§ **Set task**: Print every line of the listing exactly, please.

++++++

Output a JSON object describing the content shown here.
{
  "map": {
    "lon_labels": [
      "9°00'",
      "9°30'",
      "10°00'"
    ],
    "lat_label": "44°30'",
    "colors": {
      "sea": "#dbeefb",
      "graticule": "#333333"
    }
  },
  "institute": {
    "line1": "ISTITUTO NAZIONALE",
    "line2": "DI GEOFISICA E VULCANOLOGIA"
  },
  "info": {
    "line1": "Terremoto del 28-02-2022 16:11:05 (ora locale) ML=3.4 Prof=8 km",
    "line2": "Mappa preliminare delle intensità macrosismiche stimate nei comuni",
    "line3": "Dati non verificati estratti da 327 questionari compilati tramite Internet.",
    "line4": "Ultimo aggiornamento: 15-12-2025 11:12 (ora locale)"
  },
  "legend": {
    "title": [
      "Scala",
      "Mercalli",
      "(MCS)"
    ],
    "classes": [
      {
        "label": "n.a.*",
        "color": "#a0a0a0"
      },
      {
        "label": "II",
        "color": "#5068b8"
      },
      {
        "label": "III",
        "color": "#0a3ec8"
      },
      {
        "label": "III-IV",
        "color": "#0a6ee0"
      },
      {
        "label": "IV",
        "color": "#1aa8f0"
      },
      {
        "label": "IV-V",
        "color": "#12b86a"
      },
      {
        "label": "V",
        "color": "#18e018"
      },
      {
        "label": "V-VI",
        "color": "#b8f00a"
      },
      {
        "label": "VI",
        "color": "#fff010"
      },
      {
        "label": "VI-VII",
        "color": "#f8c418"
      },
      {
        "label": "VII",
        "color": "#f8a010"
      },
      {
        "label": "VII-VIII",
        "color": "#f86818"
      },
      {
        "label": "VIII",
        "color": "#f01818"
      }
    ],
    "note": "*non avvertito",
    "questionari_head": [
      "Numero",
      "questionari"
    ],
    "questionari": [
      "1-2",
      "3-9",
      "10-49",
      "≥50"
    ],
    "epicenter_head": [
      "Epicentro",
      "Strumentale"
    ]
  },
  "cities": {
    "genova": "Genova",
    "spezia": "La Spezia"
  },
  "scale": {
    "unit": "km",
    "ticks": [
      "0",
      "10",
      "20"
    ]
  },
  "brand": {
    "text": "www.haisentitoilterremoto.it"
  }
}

++++++

§ **Task result**:
Output a JSON object describing the content shown here.
{
  "map": {
    "lon_labels": [
      "9°00'",
      "9°30'",
      "10°00'"
    ],
    "lat_label": "44°30'",
    "colors": {
      "sea": "#dbeefb",
      "graticule": "#333333"
    }
  },
  "institute": {
    "line1": "ISTITUTO NAZIONALE",
    "line2": "DI GEOFISICA E VULCANOLOGIA"
  },
  "info": {
    "line1": "Terremoto del 28-02-2022 16:11:05 (ora locale) ML=3.4 Prof=8 km",
    "line2": "Mappa preliminare delle intensità macrosismiche stimate nei comuni",
    "line3": "Dati non verificati estratti da 327 questionari compilati tramite Internet.",
    "line4": "Ultimo aggiornamento: 15-12-2025 11:12 (ora locale)"
  },
  "legend": {
    "title": [
      "Scala",
      "Mercalli",
      "(MCS)"
    ],
    "classes": [
      {
        "label": "n.a.*",
        "color": "#a0a0a0"
      },
      {
        "label": "II",
        "color": "#5068b8"
      },
      {
        "label": "III",
        "color": "#0a3ec8"
      },
      {
        "label": "III-IV",
        "color": "#0a6ee0"
      },
      {
        "label": "IV",
        "color": "#1aa8f0"
      },
      {
        "label": "IV-V",
        "color": "#12b86a"
      },
      {
        "label": "V",
        "color": "#18e018"
      },
      {
        "label": "V-VI",
        "color": "#b8f00a"
      },
      {
        "label": "VI",
        "color": "#fff010"
      },
      {
        "label": "VI-VII",
        "color": "#f8c418"
      },
      {
        "label": "VII",
        "color": "#f8a010"
      },
      {
        "label": "VII-VIII",
        "color": "#f86818"
      },
      {
        "label": "VIII",
        "color": "#f01818"
      }
    ],
    "note": "*non avvertito",
    "questionari_head": [
      "Numero",
      "questionari"
    ],
    "questionari": [
      "1-2",
      "3-9",
      "10-49",
      "≥50"
    ],
    "epicenter_head": [
      "Epicentro",
      "Strumentale"
    ]
  },
  "cities": {
    "genova": "Genova",
    "spezia": "La Spezia"
  },
  "scale": {
    "unit": "km",
    "ticks": [
      "0",
      "10",
      "20"
    ]
  },
  "brand": {
    "text": "www.haisentitoilterremoto.it"
  }
}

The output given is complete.